* DIRECTIONS *
Scan the material that follows. Copy every line containing the word "口终端盒".

(begin)

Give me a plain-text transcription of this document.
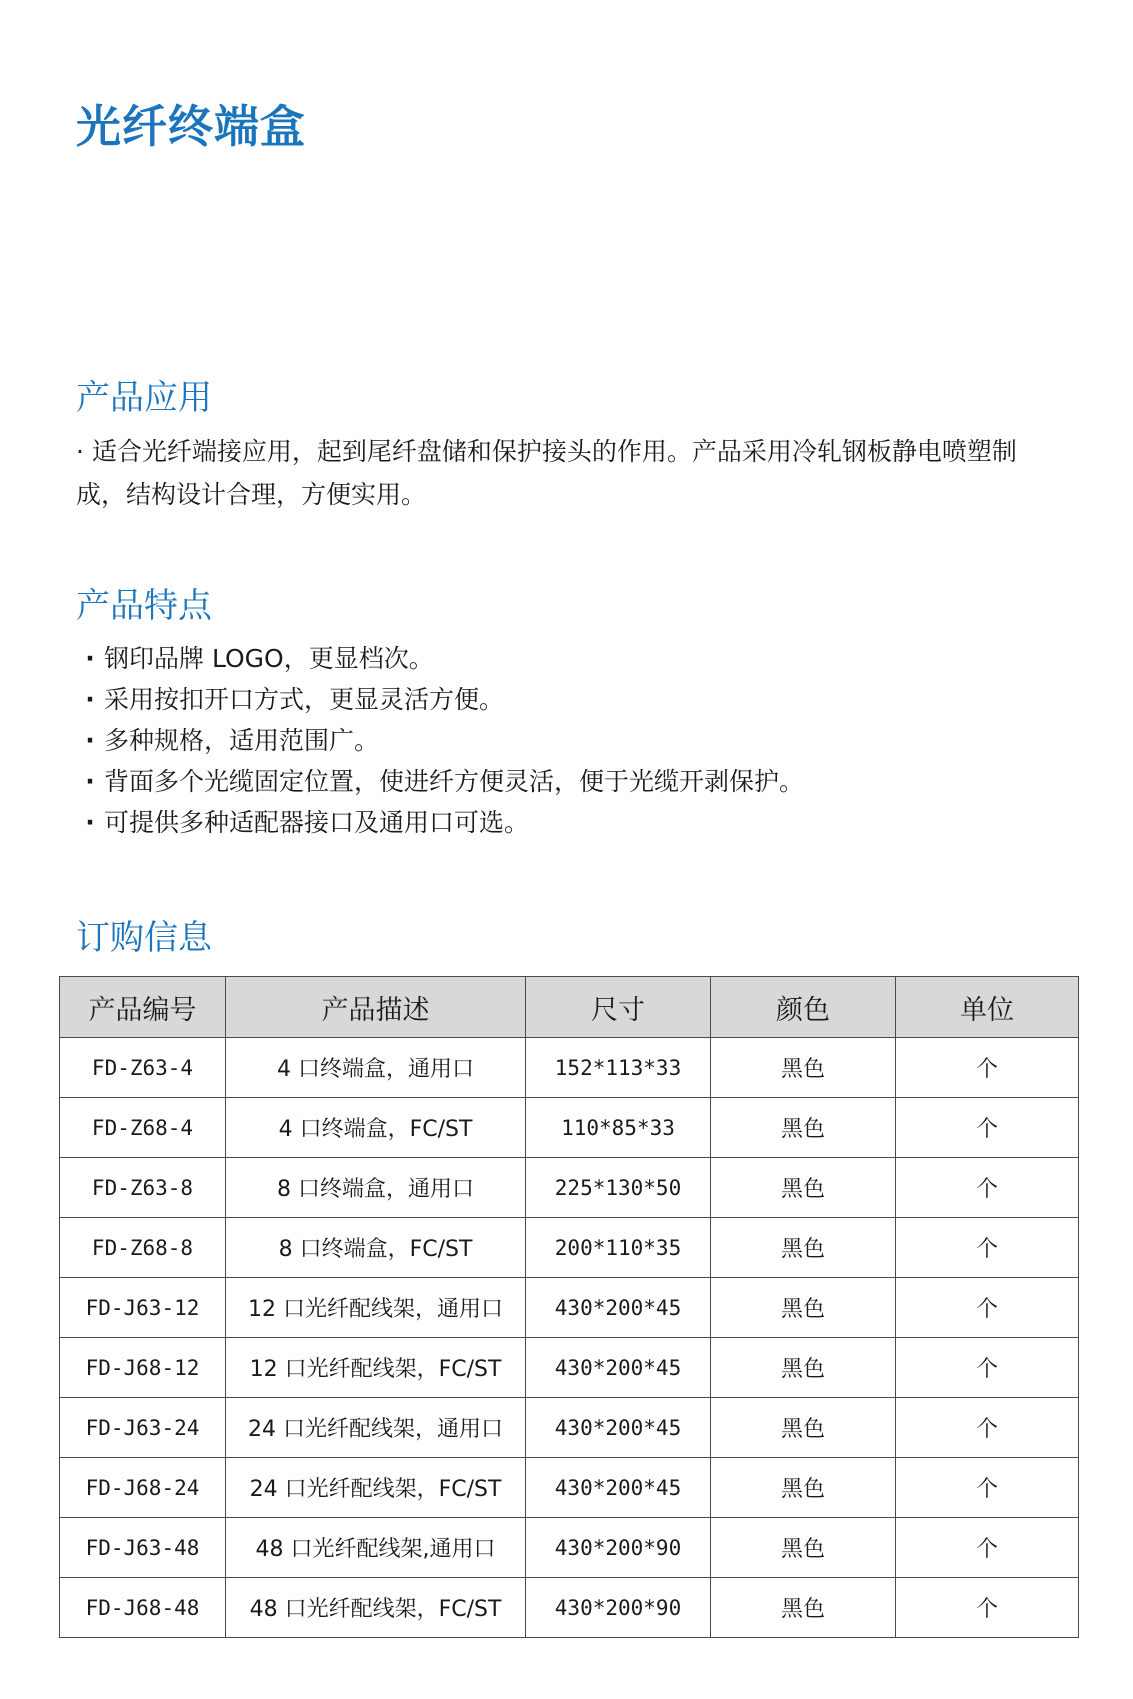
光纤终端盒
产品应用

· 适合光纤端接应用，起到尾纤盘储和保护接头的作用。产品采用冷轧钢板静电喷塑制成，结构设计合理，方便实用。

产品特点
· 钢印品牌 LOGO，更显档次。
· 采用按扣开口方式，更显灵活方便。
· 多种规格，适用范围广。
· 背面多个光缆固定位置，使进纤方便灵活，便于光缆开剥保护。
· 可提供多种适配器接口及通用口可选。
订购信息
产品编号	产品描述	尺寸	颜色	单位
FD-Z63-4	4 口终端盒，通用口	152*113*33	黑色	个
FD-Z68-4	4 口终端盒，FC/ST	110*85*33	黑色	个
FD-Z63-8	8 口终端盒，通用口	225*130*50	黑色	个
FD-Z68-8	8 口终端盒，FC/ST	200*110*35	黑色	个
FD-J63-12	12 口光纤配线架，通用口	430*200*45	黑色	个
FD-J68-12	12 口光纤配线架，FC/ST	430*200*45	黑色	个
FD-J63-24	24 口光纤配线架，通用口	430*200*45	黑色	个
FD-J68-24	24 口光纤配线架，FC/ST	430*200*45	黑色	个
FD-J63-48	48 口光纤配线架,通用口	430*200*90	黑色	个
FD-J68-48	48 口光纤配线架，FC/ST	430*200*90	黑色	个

(end)

* TASK SOLUTION *
FD-Z63-4	4 口终端盒，通用口	152*113*33	黑色	个
FD-Z68-4	4 口终端盒，FC/ST	110*85*33	黑色	个
FD-Z63-8	8 口终端盒，通用口	225*130*50	黑色	个
FD-Z68-8	8 口终端盒，FC/ST	200*110*35	黑色	个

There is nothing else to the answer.